Goal: Please convert the data, from its start through the line containing "format-painter-icon[interactable]: 🖌: [41, 99, 69, 125]", into a JSON list of strings with one string per line, leaving out blank lines.

Data shown:
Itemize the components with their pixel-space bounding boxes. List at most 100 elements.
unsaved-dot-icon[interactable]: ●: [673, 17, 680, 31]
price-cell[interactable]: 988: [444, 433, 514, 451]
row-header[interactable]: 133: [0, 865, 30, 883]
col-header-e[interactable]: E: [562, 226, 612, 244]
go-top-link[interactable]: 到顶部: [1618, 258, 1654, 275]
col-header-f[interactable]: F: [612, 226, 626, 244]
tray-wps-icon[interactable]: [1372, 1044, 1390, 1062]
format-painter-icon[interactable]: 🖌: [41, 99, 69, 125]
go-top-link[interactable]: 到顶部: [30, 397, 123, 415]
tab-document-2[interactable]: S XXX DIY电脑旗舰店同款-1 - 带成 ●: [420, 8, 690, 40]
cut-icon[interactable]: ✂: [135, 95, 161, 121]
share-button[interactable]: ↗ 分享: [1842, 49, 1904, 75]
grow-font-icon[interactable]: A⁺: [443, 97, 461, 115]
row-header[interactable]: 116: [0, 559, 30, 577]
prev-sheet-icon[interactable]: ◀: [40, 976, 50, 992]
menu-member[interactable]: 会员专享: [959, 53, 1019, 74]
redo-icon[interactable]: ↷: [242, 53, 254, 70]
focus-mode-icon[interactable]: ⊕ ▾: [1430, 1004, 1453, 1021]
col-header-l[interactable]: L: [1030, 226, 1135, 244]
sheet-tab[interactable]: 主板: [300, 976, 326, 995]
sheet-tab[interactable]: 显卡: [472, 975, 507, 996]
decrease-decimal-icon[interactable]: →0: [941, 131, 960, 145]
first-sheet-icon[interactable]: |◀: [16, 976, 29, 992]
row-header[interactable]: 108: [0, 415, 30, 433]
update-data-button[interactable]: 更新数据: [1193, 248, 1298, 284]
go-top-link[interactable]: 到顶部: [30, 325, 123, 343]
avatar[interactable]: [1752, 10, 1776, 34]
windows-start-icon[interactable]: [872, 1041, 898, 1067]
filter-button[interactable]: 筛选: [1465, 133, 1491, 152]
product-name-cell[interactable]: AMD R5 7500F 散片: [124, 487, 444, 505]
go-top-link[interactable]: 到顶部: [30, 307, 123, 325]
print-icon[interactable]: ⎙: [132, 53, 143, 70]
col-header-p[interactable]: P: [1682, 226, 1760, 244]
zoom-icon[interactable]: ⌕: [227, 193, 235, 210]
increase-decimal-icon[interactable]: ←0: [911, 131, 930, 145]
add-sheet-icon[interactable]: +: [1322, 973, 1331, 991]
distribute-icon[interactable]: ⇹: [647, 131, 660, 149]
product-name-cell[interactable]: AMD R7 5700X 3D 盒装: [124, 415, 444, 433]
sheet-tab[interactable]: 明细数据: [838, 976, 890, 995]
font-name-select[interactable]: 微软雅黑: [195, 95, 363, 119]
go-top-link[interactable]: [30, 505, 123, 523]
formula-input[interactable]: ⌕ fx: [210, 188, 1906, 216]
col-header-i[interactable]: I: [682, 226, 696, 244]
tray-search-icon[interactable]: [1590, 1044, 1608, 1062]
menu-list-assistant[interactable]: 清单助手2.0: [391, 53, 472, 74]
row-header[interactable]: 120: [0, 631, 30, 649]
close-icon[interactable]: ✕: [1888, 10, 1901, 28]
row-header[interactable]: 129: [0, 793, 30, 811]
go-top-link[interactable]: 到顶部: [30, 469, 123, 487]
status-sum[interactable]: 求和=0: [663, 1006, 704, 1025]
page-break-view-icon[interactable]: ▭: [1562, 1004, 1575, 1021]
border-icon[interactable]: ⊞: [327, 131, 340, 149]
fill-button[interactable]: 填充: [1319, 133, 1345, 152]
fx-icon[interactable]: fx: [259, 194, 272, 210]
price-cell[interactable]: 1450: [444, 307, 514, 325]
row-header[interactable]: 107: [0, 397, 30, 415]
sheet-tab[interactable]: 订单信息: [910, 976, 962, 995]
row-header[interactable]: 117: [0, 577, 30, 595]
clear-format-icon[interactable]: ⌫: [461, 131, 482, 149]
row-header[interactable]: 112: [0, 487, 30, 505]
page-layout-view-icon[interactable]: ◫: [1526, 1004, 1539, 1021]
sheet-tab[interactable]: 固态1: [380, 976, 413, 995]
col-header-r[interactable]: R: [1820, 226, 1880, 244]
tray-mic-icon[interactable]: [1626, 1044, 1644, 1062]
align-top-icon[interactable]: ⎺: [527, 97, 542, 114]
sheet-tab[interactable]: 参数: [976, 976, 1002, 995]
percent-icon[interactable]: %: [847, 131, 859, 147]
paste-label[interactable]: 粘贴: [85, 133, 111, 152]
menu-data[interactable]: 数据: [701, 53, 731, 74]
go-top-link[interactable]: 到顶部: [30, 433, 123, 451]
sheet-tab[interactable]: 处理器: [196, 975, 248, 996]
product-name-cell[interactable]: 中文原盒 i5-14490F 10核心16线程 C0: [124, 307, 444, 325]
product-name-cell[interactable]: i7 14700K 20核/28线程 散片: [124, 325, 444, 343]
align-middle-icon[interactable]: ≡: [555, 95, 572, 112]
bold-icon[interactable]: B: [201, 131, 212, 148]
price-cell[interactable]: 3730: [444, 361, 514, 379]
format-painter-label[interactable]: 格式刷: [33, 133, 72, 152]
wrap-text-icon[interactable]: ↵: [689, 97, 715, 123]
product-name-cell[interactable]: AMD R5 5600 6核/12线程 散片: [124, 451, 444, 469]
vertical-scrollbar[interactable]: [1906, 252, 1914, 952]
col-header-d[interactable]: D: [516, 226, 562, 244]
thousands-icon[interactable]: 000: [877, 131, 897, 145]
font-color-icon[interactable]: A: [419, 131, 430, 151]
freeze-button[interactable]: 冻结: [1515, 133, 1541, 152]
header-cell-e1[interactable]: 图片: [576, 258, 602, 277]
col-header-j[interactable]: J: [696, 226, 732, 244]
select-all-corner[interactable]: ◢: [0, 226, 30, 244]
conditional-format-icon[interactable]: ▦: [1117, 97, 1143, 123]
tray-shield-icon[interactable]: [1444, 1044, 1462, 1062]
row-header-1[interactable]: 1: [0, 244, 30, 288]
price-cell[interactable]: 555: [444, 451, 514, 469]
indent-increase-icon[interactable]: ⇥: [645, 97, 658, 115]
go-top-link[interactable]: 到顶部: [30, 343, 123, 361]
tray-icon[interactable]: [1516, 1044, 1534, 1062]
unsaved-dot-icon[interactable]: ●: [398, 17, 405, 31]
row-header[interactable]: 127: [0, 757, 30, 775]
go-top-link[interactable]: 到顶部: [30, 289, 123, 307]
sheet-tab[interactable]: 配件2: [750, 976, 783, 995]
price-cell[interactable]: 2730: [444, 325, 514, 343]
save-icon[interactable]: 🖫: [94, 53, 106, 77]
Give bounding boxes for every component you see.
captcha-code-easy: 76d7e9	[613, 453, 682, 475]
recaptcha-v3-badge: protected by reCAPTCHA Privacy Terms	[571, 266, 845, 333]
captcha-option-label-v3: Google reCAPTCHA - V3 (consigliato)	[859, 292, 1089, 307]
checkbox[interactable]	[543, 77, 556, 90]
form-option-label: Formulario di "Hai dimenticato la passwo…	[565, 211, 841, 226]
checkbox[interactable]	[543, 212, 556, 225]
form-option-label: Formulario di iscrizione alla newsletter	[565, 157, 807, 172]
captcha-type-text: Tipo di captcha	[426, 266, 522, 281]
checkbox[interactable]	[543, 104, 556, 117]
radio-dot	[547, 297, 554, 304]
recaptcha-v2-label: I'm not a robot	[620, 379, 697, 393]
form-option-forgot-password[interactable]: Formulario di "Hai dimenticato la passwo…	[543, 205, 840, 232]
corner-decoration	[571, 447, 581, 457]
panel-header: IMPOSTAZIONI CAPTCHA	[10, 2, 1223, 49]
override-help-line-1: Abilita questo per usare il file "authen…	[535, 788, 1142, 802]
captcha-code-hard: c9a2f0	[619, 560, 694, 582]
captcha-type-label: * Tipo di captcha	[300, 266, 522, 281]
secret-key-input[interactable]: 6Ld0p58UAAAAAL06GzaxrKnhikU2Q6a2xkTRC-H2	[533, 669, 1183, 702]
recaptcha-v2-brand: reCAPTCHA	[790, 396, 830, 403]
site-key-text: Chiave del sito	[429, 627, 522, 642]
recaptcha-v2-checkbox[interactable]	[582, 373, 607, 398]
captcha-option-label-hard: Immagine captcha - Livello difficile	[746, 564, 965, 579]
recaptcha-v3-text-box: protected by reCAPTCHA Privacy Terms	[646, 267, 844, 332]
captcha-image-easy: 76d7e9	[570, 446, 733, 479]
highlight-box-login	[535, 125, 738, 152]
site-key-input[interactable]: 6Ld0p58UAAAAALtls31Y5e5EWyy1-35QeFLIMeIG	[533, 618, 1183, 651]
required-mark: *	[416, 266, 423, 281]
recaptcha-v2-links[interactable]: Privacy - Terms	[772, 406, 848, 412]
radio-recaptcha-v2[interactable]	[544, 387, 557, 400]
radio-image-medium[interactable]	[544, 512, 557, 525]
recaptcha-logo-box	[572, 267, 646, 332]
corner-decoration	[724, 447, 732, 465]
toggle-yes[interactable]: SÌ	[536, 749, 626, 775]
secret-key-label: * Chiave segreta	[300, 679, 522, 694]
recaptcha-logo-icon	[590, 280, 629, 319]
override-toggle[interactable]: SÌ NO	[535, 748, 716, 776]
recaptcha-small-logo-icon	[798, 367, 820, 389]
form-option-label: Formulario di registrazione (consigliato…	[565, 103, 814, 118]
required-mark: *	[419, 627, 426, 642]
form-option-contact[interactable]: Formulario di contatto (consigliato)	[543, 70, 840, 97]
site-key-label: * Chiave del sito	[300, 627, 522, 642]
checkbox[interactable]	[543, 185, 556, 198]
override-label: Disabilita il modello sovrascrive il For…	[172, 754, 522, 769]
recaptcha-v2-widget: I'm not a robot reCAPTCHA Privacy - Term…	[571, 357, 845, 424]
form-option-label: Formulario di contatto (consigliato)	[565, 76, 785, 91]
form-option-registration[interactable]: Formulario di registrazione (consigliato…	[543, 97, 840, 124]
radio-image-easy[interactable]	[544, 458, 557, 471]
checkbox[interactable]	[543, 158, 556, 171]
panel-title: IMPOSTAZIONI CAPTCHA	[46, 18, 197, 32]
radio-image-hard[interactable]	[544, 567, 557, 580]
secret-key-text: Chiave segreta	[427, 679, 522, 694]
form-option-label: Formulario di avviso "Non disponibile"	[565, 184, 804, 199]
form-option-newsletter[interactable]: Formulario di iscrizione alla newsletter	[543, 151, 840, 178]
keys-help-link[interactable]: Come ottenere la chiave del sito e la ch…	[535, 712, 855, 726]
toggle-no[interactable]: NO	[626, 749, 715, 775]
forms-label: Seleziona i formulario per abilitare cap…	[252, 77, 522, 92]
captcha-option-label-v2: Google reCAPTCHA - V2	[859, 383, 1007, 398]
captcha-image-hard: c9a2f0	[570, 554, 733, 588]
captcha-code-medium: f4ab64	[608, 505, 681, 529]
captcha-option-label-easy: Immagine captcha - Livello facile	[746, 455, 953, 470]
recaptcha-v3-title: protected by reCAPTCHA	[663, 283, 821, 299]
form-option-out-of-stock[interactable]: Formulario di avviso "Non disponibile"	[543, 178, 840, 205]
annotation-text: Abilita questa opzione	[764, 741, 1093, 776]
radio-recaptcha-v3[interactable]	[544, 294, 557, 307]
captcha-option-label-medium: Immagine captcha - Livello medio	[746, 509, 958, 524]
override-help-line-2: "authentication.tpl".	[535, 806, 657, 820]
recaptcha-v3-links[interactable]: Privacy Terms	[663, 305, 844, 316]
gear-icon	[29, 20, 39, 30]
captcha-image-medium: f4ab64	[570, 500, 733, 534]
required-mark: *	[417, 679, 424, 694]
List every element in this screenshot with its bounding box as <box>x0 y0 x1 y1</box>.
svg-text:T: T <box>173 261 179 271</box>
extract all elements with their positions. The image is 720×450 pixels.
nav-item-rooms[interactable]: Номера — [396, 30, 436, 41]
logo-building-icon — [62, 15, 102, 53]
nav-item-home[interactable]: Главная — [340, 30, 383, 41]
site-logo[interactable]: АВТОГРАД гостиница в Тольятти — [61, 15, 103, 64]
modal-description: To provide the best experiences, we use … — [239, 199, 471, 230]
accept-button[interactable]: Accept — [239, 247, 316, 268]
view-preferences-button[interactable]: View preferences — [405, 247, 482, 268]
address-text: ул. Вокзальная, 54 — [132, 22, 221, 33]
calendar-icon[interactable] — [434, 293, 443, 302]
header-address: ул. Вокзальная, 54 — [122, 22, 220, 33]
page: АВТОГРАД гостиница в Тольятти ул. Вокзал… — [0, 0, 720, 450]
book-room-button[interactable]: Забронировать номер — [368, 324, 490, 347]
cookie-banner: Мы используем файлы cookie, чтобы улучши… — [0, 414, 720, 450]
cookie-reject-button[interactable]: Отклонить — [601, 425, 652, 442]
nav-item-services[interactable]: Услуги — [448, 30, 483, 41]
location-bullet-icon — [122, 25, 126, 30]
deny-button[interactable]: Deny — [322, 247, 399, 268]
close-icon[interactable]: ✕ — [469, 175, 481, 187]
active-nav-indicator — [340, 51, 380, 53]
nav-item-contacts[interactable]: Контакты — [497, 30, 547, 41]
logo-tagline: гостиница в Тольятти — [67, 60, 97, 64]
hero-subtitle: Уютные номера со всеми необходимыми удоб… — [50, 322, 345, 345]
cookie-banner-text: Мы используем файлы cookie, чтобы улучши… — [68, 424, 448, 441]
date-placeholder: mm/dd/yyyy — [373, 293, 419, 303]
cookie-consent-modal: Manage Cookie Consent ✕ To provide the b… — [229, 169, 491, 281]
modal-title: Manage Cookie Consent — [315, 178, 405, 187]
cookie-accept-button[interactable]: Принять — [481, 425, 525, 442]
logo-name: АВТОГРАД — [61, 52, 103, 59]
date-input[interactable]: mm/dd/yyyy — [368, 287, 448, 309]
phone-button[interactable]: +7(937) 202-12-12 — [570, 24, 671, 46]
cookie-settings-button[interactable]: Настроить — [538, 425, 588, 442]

Task result:
[
  "Itemize the components with their pixel-space bounding boxes. List at most 100 elements.",
  "unsaved-dot-icon[interactable]: ●: [673, 17, 680, 31]",
  "price-cell[interactable]: 988: [444, 433, 514, 451]",
  "row-header[interactable]: 133: [0, 865, 30, 883]",
  "col-header-e[interactable]: E: [562, 226, 612, 244]",
  "go-top-link[interactable]: 到顶部: [1618, 258, 1654, 275]",
  "col-header-f[interactable]: F: [612, 226, 626, 244]",
  "tray-wps-icon[interactable]: [1372, 1044, 1390, 1062]",
  "format-painter-icon[interactable]: 🖌: [41, 99, 69, 125]"
]